*** Entries provided ***
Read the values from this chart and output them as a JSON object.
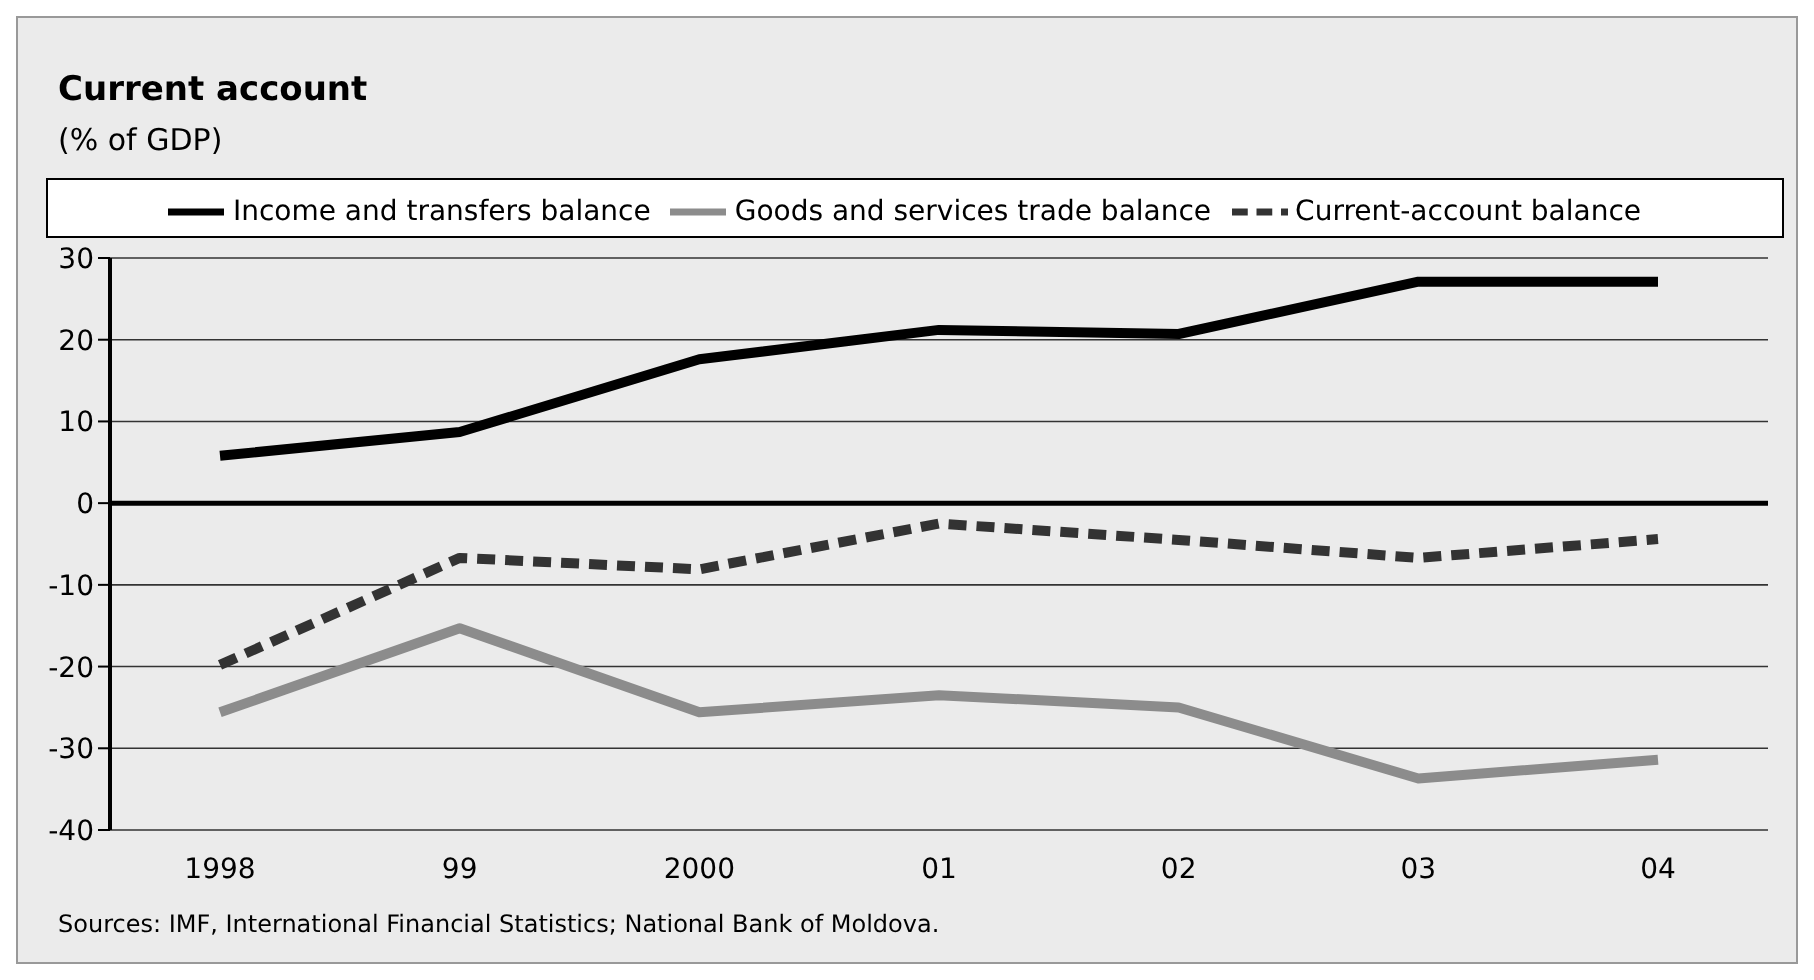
{
  "chart_data": {
    "type": "line",
    "title": "Current account",
    "subtitle": "(% of GDP)",
    "categories": [
      "1998",
      "99",
      "2000",
      "01",
      "02",
      "03",
      "04"
    ],
    "series": [
      {
        "name": "Income and transfers balance",
        "color": "#000000",
        "values": [
          5.8,
          8.7,
          17.6,
          21.2,
          20.7,
          27.1,
          27.1
        ]
      },
      {
        "name": "Goods and services trade balance",
        "color": "#8c8c8c",
        "values": [
          -25.6,
          -15.3,
          -25.6,
          -23.5,
          -25.0,
          -33.7,
          -31.4
        ]
      },
      {
        "name": "Current-account balance",
        "color": "#333333",
        "line_style": "dashed",
        "values": [
          -19.8,
          -6.7,
          -8.1,
          -2.5,
          -4.5,
          -6.7,
          -4.4
        ]
      }
    ],
    "ylim": [
      -40,
      30
    ],
    "yticks": [
      -40,
      -30,
      -20,
      -10,
      0,
      10,
      20,
      30
    ],
    "ref_lines": [
      {
        "axis": "y",
        "value": 0,
        "color": "#000000"
      }
    ],
    "grid": "y",
    "legend": "top",
    "marker": "none",
    "line_style": "solid",
    "annotations": [
      "Sources: IMF, International Financial Statistics; National Bank of Moldova."
    ]
  }
}
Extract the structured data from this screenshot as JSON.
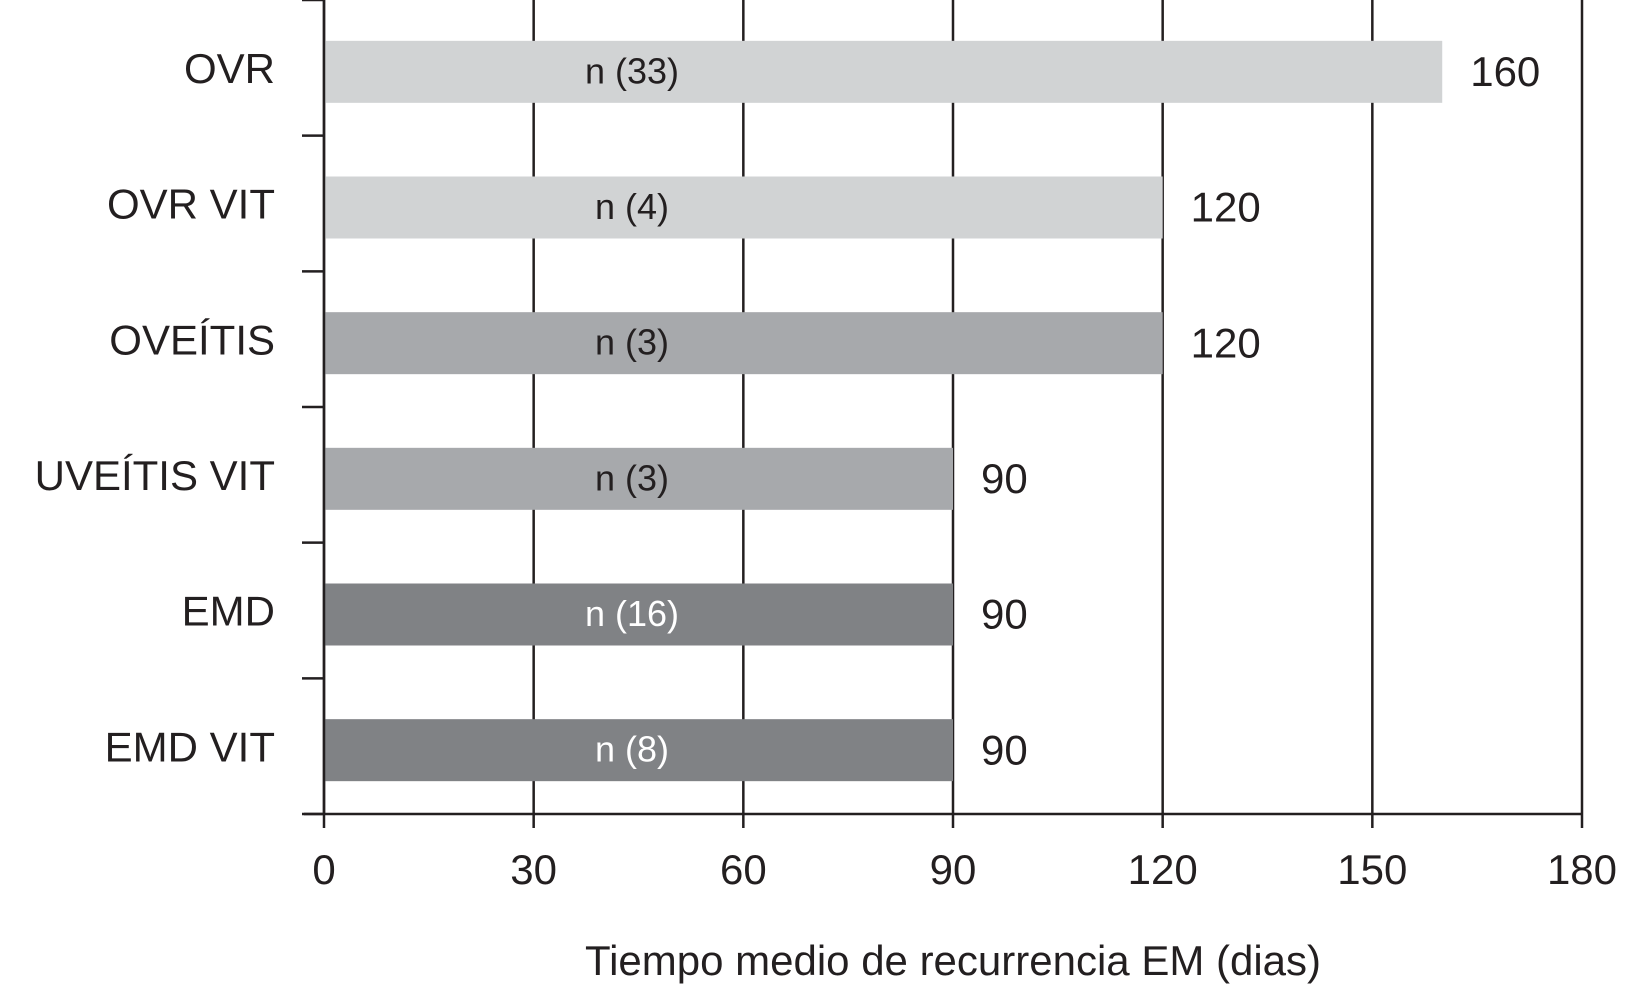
{
  "chart_data": {
    "type": "barh",
    "xlabel": "Tiempo medio de recurrencia EM (dias)",
    "categories": [
      "OVR",
      "OVR VIT",
      "OVEÍTIS",
      "UVEÍTIS VIT",
      "EMD",
      "EMD VIT"
    ],
    "values": [
      160,
      120,
      120,
      90,
      90,
      90
    ],
    "annotations": [
      "n (33)",
      "n (4)",
      "n (3)",
      "n (3)",
      "n (16)",
      "n (8)"
    ],
    "colors": [
      "#d1d3d4",
      "#d1d3d4",
      "#a7a9ac",
      "#a7a9ac",
      "#808285",
      "#808285"
    ],
    "annotation_colors": [
      "#231f20",
      "#231f20",
      "#231f20",
      "#231f20",
      "#ffffff",
      "#ffffff"
    ],
    "xlim": [
      0,
      180
    ],
    "xticks": [
      0,
      30,
      60,
      90,
      120,
      150,
      180
    ],
    "grid": true
  }
}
***
Track down the lines that include the word "from" and copy them.

Read the values from this chart and output them as a JSON object.
Extract the structured data from this screenshot as JSON.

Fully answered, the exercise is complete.